Data section:
=======

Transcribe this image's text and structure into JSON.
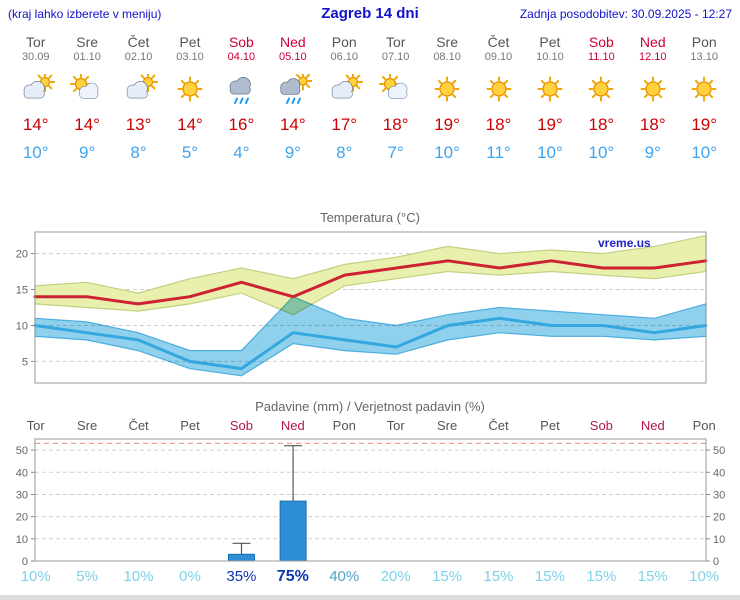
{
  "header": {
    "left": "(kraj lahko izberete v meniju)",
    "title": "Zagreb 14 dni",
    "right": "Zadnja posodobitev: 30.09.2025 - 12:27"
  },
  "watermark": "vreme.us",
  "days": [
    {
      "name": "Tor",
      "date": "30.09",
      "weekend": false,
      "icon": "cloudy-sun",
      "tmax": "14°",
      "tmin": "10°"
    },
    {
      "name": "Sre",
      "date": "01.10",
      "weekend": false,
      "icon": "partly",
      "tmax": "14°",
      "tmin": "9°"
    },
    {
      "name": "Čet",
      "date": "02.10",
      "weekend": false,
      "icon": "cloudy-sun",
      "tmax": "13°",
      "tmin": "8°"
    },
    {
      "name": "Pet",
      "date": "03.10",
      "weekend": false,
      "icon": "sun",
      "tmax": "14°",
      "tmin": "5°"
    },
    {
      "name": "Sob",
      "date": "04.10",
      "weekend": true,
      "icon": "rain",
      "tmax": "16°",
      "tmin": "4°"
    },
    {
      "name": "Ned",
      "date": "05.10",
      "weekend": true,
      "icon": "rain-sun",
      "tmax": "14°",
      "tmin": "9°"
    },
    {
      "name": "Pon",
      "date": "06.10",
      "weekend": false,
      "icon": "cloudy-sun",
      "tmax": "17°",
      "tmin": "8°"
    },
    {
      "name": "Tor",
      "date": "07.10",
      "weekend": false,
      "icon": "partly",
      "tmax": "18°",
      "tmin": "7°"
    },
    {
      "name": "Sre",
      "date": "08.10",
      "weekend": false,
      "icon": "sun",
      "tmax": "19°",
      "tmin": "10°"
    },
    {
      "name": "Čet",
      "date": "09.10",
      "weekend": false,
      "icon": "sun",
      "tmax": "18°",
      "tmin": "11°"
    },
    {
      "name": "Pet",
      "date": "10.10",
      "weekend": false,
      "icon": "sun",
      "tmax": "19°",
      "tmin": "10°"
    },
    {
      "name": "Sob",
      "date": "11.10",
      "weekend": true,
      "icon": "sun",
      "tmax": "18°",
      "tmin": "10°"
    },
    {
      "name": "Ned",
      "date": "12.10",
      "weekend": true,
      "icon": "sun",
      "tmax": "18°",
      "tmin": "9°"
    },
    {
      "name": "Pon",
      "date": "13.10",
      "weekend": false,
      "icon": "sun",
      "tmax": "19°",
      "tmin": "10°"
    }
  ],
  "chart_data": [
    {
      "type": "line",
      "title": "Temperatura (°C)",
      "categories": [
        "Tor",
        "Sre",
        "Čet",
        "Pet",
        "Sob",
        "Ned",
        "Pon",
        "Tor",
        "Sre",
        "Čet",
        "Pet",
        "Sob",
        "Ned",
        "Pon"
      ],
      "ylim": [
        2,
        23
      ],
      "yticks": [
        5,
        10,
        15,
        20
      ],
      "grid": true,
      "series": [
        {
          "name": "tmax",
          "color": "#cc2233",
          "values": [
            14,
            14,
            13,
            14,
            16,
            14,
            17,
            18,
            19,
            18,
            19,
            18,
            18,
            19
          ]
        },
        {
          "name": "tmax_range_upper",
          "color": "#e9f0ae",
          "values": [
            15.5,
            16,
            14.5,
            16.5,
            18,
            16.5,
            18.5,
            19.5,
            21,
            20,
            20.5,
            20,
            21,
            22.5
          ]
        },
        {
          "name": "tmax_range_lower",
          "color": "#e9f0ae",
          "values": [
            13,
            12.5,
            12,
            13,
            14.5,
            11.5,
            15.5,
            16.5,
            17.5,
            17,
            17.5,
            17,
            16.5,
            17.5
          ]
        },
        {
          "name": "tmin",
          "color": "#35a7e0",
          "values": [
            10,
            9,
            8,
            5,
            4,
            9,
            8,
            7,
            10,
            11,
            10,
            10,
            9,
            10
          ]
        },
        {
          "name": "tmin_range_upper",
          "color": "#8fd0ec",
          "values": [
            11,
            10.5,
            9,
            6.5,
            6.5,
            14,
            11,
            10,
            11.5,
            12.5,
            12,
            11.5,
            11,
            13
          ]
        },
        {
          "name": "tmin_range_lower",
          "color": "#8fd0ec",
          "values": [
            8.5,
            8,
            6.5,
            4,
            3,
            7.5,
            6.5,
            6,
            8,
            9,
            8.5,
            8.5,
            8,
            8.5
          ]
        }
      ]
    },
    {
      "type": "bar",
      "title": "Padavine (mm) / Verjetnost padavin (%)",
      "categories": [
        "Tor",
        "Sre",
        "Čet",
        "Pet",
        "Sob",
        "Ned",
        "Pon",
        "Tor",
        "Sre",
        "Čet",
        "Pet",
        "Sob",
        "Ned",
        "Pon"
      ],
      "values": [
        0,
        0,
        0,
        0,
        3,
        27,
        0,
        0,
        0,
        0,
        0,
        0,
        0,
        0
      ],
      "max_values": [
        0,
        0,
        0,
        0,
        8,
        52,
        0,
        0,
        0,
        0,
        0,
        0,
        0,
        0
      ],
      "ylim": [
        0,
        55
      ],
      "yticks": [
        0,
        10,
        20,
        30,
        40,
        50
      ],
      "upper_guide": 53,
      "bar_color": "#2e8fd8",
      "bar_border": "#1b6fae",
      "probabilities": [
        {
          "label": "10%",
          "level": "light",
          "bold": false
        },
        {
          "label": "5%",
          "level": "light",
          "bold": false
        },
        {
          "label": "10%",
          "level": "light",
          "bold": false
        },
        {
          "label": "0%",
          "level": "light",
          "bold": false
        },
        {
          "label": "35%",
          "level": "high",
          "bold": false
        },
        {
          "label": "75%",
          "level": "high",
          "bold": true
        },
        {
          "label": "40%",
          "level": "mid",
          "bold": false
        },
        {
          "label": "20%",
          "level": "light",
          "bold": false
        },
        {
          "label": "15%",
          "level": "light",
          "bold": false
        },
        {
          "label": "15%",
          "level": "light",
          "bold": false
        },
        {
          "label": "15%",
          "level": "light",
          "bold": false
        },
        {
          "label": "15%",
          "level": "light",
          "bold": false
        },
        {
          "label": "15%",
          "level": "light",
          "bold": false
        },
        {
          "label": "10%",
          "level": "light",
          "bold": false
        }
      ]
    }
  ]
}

=======

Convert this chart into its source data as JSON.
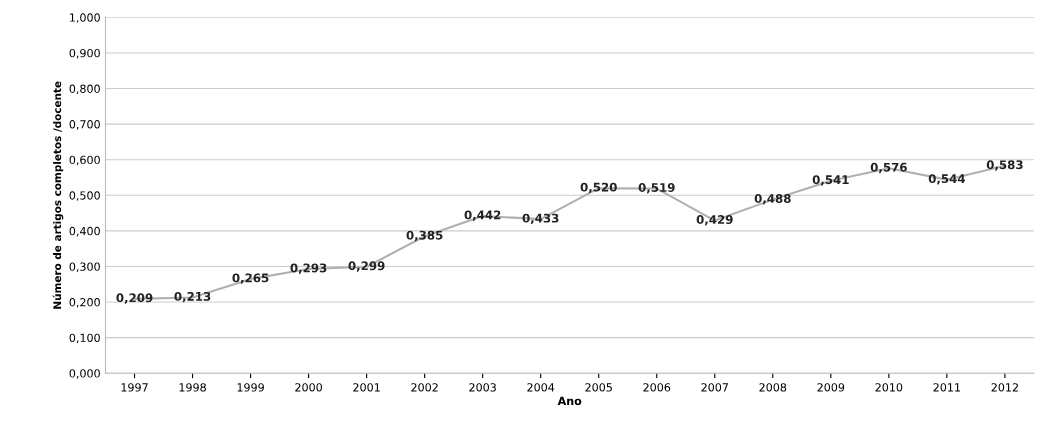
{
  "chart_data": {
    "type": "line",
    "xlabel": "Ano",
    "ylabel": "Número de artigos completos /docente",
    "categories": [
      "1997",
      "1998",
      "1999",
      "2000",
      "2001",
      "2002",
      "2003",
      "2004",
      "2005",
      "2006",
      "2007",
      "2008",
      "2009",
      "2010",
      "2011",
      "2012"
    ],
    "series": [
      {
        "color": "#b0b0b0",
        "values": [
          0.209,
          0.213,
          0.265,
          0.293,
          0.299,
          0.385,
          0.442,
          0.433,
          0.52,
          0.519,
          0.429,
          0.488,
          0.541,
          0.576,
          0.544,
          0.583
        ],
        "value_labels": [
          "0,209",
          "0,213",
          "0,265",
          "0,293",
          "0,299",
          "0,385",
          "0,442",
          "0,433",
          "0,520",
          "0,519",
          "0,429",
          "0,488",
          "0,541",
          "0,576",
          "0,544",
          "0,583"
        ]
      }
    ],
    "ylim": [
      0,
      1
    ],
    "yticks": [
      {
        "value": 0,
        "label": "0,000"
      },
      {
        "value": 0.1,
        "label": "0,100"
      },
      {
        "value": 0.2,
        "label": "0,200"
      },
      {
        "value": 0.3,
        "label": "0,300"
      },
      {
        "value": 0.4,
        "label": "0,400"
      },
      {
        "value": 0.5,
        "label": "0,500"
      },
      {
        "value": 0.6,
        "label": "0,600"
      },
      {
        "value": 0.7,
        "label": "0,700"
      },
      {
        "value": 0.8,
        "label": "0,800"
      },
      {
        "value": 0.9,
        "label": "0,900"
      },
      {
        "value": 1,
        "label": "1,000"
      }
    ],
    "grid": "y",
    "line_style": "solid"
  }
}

=======

Reproduce each line holding the word "this".

Transcribe this image's text and structure into JSON.
Convert this chart into its source data as JSON.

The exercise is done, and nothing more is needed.